Challenge: Exclude the pictures, then copy all remaining records exactly.

# Start of Extracted data

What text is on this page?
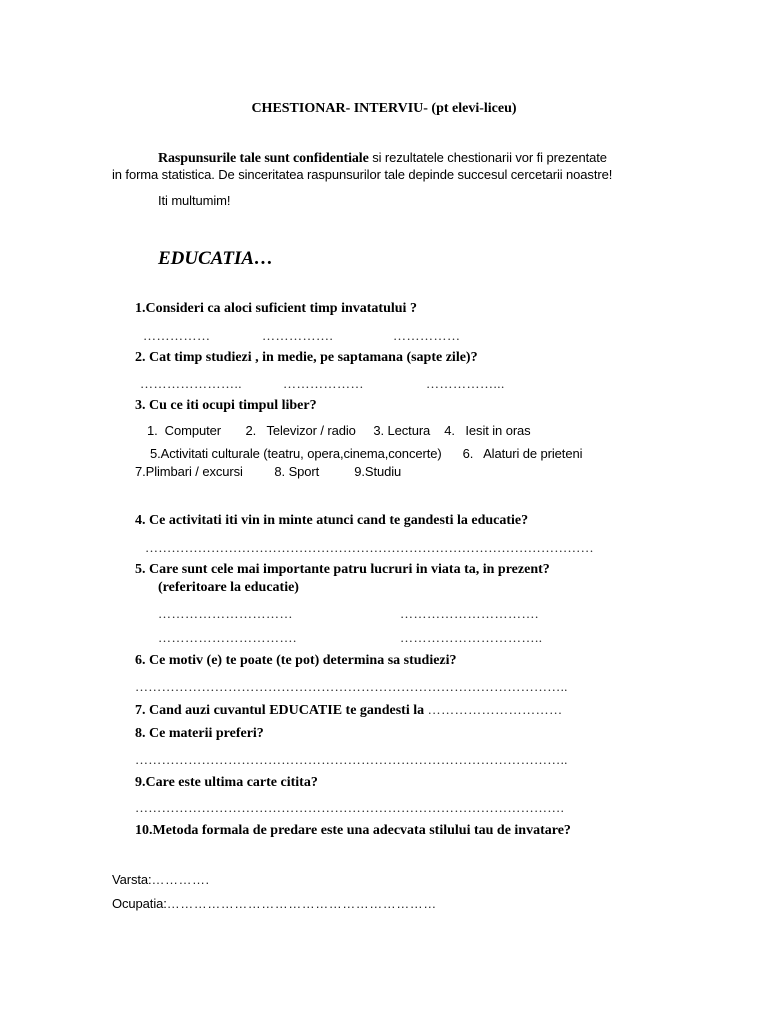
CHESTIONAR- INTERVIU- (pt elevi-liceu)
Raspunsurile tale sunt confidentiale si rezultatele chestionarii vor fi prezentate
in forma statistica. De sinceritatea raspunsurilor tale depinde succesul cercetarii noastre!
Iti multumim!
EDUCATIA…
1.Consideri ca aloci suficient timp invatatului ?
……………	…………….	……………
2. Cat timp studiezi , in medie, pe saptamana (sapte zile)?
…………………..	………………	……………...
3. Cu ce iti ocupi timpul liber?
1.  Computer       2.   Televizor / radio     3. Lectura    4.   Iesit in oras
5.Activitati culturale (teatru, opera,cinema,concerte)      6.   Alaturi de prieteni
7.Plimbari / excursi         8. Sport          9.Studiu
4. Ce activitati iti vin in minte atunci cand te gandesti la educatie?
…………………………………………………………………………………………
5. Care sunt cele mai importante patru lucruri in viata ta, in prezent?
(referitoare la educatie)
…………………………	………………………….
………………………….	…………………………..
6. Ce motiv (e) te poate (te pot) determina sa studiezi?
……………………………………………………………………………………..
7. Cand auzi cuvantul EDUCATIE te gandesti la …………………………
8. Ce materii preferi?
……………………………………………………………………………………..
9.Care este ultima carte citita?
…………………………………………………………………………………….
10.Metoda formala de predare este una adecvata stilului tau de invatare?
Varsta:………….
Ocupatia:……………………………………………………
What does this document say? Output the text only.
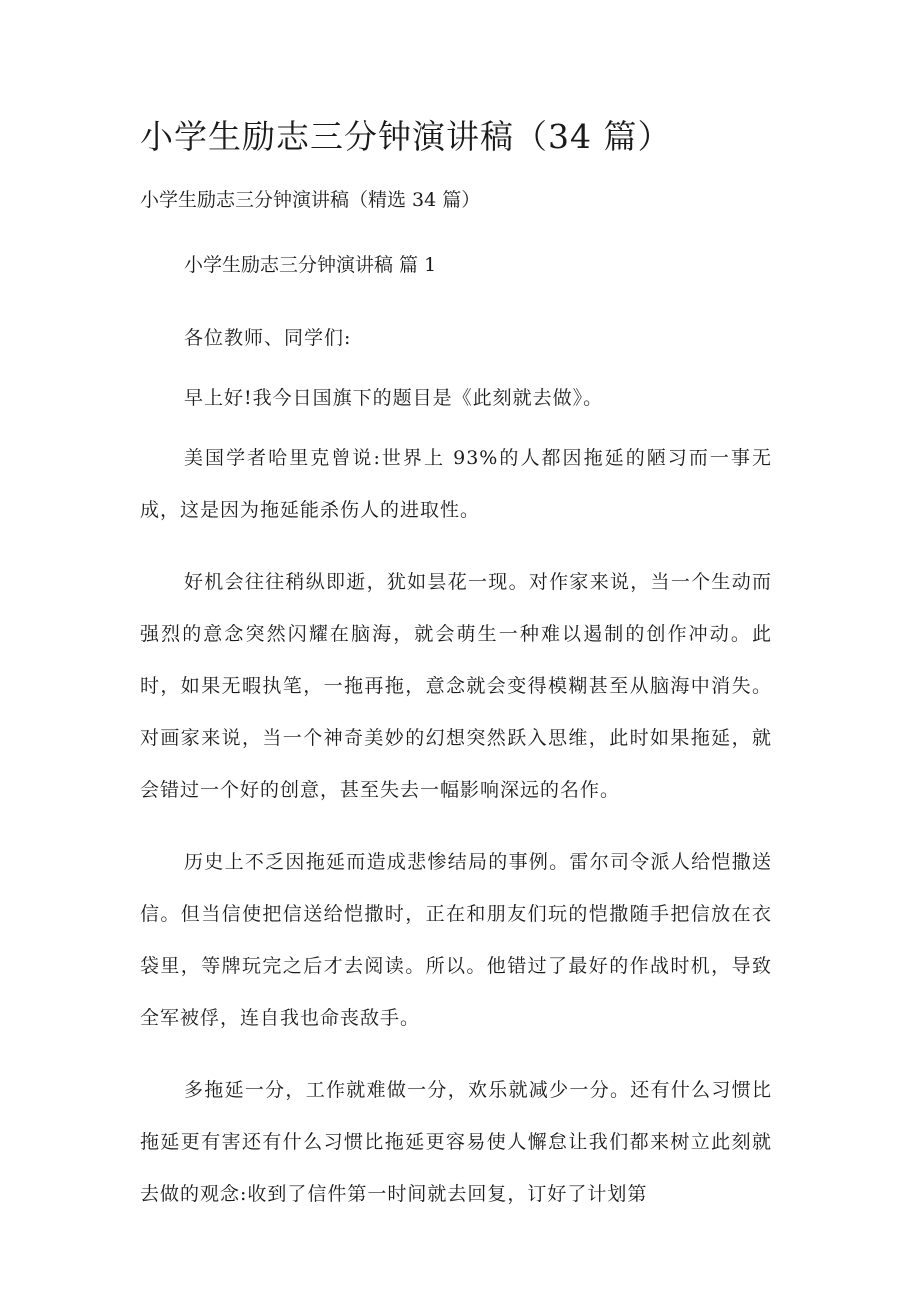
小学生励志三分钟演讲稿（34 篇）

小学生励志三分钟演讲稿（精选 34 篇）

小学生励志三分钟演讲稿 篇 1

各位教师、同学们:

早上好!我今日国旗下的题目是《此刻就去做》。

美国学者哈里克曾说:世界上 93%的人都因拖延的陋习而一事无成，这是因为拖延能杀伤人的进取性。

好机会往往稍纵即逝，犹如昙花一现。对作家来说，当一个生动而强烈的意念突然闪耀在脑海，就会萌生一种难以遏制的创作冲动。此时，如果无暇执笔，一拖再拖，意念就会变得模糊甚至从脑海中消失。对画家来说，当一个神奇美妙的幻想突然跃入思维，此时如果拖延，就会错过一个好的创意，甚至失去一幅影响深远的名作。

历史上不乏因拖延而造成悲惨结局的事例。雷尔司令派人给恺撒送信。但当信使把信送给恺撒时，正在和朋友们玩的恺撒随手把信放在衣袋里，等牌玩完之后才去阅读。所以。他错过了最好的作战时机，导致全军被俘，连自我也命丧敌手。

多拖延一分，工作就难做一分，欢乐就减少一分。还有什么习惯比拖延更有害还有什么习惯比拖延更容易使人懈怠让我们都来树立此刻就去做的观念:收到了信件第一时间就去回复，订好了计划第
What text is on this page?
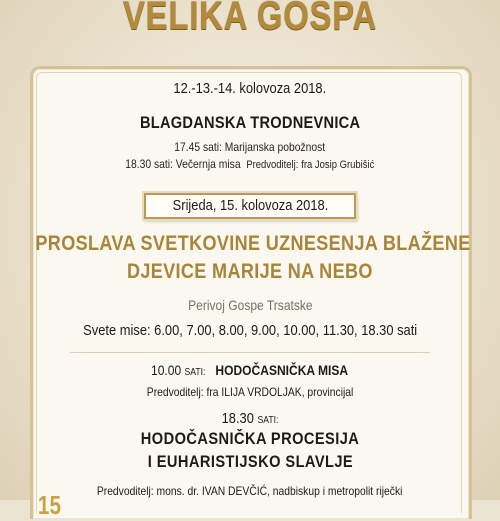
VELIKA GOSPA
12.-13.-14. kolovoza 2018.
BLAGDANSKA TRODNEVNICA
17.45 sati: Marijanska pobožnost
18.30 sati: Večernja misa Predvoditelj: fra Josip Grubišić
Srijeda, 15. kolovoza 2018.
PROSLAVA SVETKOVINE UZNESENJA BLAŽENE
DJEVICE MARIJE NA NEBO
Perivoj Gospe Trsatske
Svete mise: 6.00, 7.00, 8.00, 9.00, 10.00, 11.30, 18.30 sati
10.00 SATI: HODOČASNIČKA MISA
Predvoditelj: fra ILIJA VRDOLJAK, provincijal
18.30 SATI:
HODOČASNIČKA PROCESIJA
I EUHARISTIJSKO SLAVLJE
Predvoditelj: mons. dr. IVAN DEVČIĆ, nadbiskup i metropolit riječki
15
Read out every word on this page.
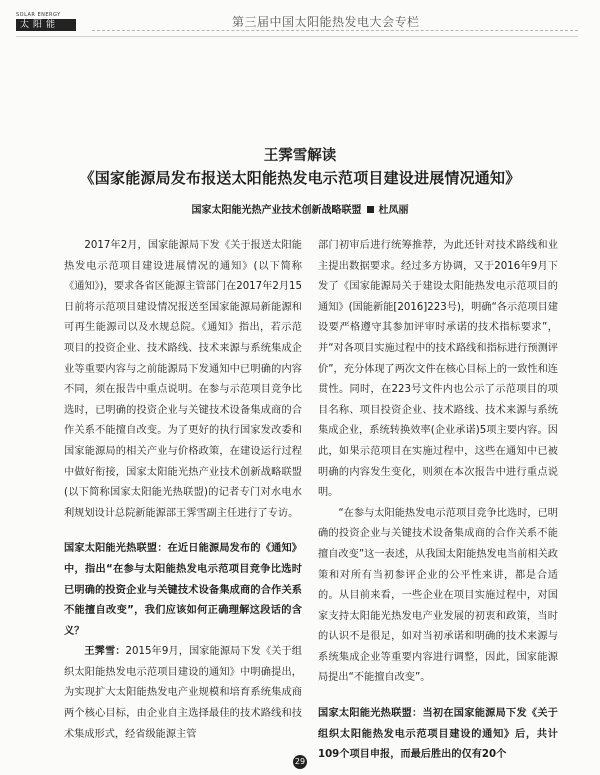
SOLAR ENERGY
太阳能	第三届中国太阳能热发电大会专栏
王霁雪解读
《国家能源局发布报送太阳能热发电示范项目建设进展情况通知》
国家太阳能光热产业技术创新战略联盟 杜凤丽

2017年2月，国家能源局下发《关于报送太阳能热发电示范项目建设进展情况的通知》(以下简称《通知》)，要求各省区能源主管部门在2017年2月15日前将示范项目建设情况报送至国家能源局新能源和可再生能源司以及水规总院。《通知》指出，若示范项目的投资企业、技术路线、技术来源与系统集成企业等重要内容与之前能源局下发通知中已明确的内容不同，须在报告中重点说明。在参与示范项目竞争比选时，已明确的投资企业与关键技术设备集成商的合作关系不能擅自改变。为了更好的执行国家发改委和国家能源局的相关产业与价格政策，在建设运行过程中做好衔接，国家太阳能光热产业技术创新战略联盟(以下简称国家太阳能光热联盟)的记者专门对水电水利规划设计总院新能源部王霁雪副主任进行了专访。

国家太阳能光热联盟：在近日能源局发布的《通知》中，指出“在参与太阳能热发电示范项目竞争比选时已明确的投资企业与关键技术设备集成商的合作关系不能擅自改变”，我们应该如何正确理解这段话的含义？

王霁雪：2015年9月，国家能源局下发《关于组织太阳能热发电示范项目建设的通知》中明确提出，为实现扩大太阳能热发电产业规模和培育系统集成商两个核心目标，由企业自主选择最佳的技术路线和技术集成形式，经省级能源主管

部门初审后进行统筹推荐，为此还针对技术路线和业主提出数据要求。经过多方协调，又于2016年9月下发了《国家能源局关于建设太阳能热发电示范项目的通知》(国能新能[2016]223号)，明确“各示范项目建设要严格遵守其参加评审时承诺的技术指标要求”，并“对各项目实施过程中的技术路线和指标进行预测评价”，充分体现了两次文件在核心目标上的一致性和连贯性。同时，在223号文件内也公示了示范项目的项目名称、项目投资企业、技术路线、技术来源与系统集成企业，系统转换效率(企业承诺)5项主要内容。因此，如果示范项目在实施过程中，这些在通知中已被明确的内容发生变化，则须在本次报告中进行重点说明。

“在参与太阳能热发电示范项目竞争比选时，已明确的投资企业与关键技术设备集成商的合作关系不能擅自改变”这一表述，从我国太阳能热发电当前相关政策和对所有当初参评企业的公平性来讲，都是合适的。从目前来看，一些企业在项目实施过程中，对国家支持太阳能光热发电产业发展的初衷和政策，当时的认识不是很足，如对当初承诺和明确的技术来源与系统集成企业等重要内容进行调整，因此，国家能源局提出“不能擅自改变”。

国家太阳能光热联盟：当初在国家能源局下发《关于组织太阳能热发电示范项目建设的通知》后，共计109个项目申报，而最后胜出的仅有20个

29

# End of Extracted data

The completed task:
What text is on this page?
CHESTIONAR- INTERVIU- (pt elevi-liceu)
Raspunsurile tale sunt confidentiale si rezultatele chestionarii vor fi prezentate
in forma statistica. De sinceritatea raspunsurilor tale depinde succesul cercetarii noastre!
Iti multumim!
EDUCATIA…
1.Consideri ca aloci suficient timp invatatului ?
……………	…………….	……………
2. Cat timp studiezi , in medie, pe saptamana (sapte zile)?
…………………..	………………	……………...
3. Cu ce iti ocupi timpul liber?
1.  Computer       2.   Televizor / radio     3. Lectura    4.   Iesit in oras
5.Activitati culturale (teatru, opera,cinema,concerte)      6.   Alaturi de prieteni
7.Plimbari / excursi         8. Sport          9.Studiu
4. Ce activitati iti vin in minte atunci cand te gandesti la educatie?
…………………………………………………………………………………………
5. Care sunt cele mai importante patru lucruri in viata ta, in prezent?
(referitoare la educatie)
…………………………	………………………….
………………………….	…………………………..
6. Ce motiv (e) te poate (te pot) determina sa studiezi?
……………………………………………………………………………………..
7. Cand auzi cuvantul EDUCATIE te gandesti la …………………………
8. Ce materii preferi?
……………………………………………………………………………………..
9.Care este ultima carte citita?
…………………………………………………………………………………….
10.Metoda formala de predare este una adecvata stilului tau de invatare?
Varsta:………….
Ocupatia:……………………………………………………
What does this document say? Output the text only.
小学生励志三分钟演讲稿（34 篇）

小学生励志三分钟演讲稿（精选 34 篇）

小学生励志三分钟演讲稿 篇 1

各位教师、同学们:

早上好!我今日国旗下的题目是《此刻就去做》。

美国学者哈里克曾说:世界上 93%的人都因拖延的陋习而一事无成，这是因为拖延能杀伤人的进取性。

好机会往往稍纵即逝，犹如昙花一现。对作家来说，当一个生动而强烈的意念突然闪耀在脑海，就会萌生一种难以遏制的创作冲动。此时，如果无暇执笔，一拖再拖，意念就会变得模糊甚至从脑海中消失。对画家来说，当一个神奇美妙的幻想突然跃入思维，此时如果拖延，就会错过一个好的创意，甚至失去一幅影响深远的名作。

历史上不乏因拖延而造成悲惨结局的事例。雷尔司令派人给恺撒送信。但当信使把信送给恺撒时，正在和朋友们玩的恺撒随手把信放在衣袋里，等牌玩完之后才去阅读。所以。他错过了最好的作战时机，导致全军被俘，连自我也命丧敌手。

多拖延一分，工作就难做一分，欢乐就减少一分。还有什么习惯比拖延更有害还有什么习惯比拖延更容易使人懈怠让我们都来树立此刻就去做的观念:收到了信件第一时间就去回复，订好了计划第
What text is on this page?
VELIKA GOSPA
12.-13.-14. kolovoza 2018.
BLAGDANSKA TRODNEVNICA
17.45 sati: Marijanska pobožnost
18.30 sati: Večernja misa Predvoditelj: fra Josip Grubišić
Srijeda, 15. kolovoza 2018.
PROSLAVA SVETKOVINE UZNESENJA BLAŽENE
DJEVICE MARIJE NA NEBO
Perivoj Gospe Trsatske
Svete mise: 6.00, 7.00, 8.00, 9.00, 10.00, 11.30, 18.30 sati
10.00 SATI: HODOČASNIČKA MISA
Predvoditelj: fra ILIJA VRDOLJAK, provincijal
18.30 SATI:
HODOČASNIČKA PROCESIJA
I EUHARISTIJSKO SLAVLJE
Predvoditelj: mons. dr. IVAN DEVČIĆ, nadbiskup i metropolit riječki
15
Read out every word on this page.
SOLAR ENERGY
太阳能	第三届中国太阳能热发电大会专栏
王霁雪解读
《国家能源局发布报送太阳能热发电示范项目建设进展情况通知》
国家太阳能光热产业技术创新战略联盟 杜凤丽

2017年2月，国家能源局下发《关于报送太阳能热发电示范项目建设进展情况的通知》(以下简称《通知》)，要求各省区能源主管部门在2017年2月15日前将示范项目建设情况报送至国家能源局新能源和可再生能源司以及水规总院。《通知》指出，若示范项目的投资企业、技术路线、技术来源与系统集成企业等重要内容与之前能源局下发通知中已明确的内容不同，须在报告中重点说明。在参与示范项目竞争比选时，已明确的投资企业与关键技术设备集成商的合作关系不能擅自改变。为了更好的执行国家发改委和国家能源局的相关产业与价格政策，在建设运行过程中做好衔接，国家太阳能光热产业技术创新战略联盟(以下简称国家太阳能光热联盟)的记者专门对水电水利规划设计总院新能源部王霁雪副主任进行了专访。

国家太阳能光热联盟：在近日能源局发布的《通知》中，指出“在参与太阳能热发电示范项目竞争比选时已明确的投资企业与关键技术设备集成商的合作关系不能擅自改变”，我们应该如何正确理解这段话的含义？

王霁雪：2015年9月，国家能源局下发《关于组织太阳能热发电示范项目建设的通知》中明确提出，为实现扩大太阳能热发电产业规模和培育系统集成商两个核心目标，由企业自主选择最佳的技术路线和技术集成形式，经省级能源主管

部门初审后进行统筹推荐，为此还针对技术路线和业主提出数据要求。经过多方协调，又于2016年9月下发了《国家能源局关于建设太阳能热发电示范项目的通知》(国能新能[2016]223号)，明确“各示范项目建设要严格遵守其参加评审时承诺的技术指标要求”，并“对各项目实施过程中的技术路线和指标进行预测评价”，充分体现了两次文件在核心目标上的一致性和连贯性。同时，在223号文件内也公示了示范项目的项目名称、项目投资企业、技术路线、技术来源与系统集成企业，系统转换效率(企业承诺)5项主要内容。因此，如果示范项目在实施过程中，这些在通知中已被明确的内容发生变化，则须在本次报告中进行重点说明。

“在参与太阳能热发电示范项目竞争比选时，已明确的投资企业与关键技术设备集成商的合作关系不能擅自改变”这一表述，从我国太阳能热发电当前相关政策和对所有当初参评企业的公平性来讲，都是合适的。从目前来看，一些企业在项目实施过程中，对国家支持太阳能光热发电产业发展的初衷和政策，当时的认识不是很足，如对当初承诺和明确的技术来源与系统集成企业等重要内容进行调整，因此，国家能源局提出“不能擅自改变”。

国家太阳能光热联盟：当初在国家能源局下发《关于组织太阳能热发电示范项目建设的通知》后，共计109个项目申报，而最后胜出的仅有20个

29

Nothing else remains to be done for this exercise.